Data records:
_____
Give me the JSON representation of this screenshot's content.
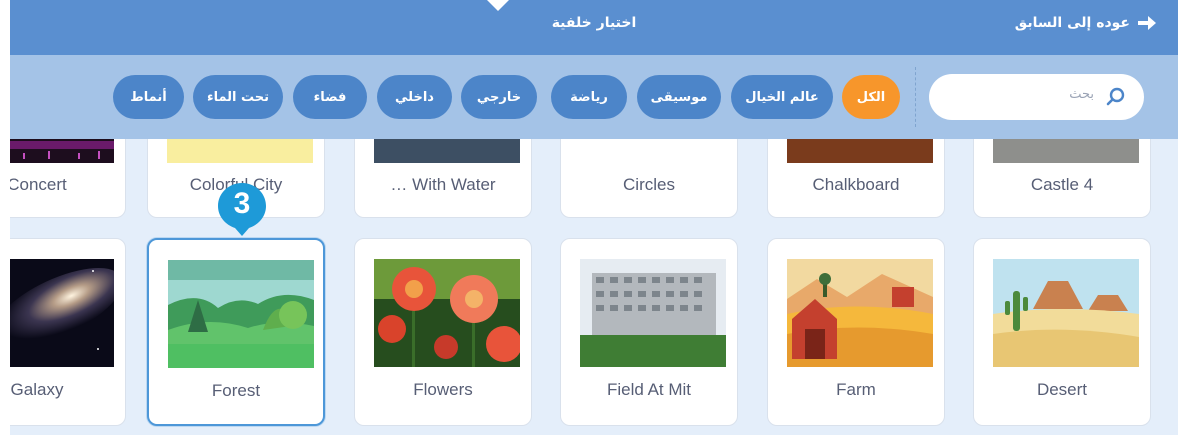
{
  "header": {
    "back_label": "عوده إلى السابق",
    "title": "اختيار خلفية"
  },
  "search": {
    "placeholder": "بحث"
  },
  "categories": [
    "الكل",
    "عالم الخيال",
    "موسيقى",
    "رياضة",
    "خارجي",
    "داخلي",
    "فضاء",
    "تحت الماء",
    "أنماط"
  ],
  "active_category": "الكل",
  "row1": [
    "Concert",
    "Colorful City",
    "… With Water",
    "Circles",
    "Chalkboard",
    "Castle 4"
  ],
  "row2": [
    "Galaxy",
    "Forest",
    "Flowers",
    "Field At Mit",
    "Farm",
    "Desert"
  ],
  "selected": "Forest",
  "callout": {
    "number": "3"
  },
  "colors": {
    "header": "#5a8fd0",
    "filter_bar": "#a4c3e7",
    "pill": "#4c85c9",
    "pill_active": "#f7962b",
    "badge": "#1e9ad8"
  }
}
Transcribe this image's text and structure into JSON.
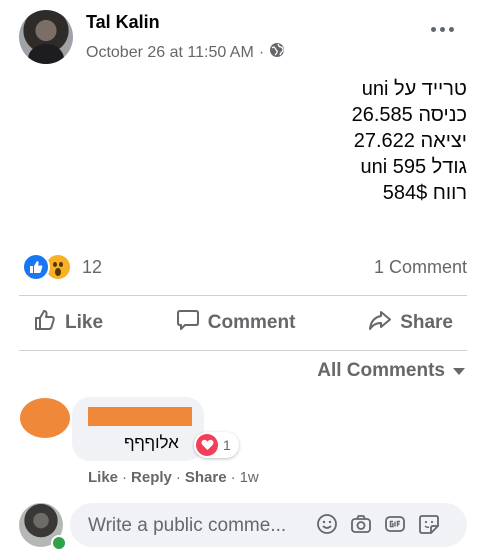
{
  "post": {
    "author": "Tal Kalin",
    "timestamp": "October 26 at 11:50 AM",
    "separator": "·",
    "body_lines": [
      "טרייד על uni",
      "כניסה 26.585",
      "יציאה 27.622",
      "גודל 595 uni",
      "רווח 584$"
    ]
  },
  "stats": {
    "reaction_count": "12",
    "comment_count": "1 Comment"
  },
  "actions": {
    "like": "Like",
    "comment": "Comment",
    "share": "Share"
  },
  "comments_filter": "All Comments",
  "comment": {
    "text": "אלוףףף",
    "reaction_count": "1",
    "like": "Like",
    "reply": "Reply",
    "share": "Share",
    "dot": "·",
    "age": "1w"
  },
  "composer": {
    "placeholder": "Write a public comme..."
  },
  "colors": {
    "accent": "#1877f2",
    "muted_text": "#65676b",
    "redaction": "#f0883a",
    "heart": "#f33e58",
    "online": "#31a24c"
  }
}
_____
CHALLENGE: Copy out the listing exactly as it stands, but not the pictures.

RESULT OF THIS EXERCISE:
Give me the JSON representation of this screenshot's content.
{
  "header": {
    "back_label": "عوده إلى السابق",
    "title": "اختيار خلفية"
  },
  "search": {
    "placeholder": "بحث"
  },
  "categories": [
    "الكل",
    "عالم الخيال",
    "موسيقى",
    "رياضة",
    "خارجي",
    "داخلي",
    "فضاء",
    "تحت الماء",
    "أنماط"
  ],
  "active_category": "الكل",
  "row1": [
    "Concert",
    "Colorful City",
    "… With Water",
    "Circles",
    "Chalkboard",
    "Castle 4"
  ],
  "row2": [
    "Galaxy",
    "Forest",
    "Flowers",
    "Field At Mit",
    "Farm",
    "Desert"
  ],
  "selected": "Forest",
  "callout": {
    "number": "3"
  },
  "colors": {
    "header": "#5a8fd0",
    "filter_bar": "#a4c3e7",
    "pill": "#4c85c9",
    "pill_active": "#f7962b",
    "badge": "#1e9ad8"
  }
}
Transcribe this image's text and structure into JSON.
{
  "post": {
    "author": "Tal Kalin",
    "timestamp": "October 26 at 11:50 AM",
    "separator": "·",
    "body_lines": [
      "טרייד על uni",
      "כניסה 26.585",
      "יציאה 27.622",
      "גודל 595 uni",
      "רווח 584$"
    ]
  },
  "stats": {
    "reaction_count": "12",
    "comment_count": "1 Comment"
  },
  "actions": {
    "like": "Like",
    "comment": "Comment",
    "share": "Share"
  },
  "comments_filter": "All Comments",
  "comment": {
    "text": "אלוףףף",
    "reaction_count": "1",
    "like": "Like",
    "reply": "Reply",
    "share": "Share",
    "dot": "·",
    "age": "1w"
  },
  "composer": {
    "placeholder": "Write a public comme..."
  },
  "colors": {
    "accent": "#1877f2",
    "muted_text": "#65676b",
    "redaction": "#f0883a",
    "heart": "#f33e58",
    "online": "#31a24c"
  }
}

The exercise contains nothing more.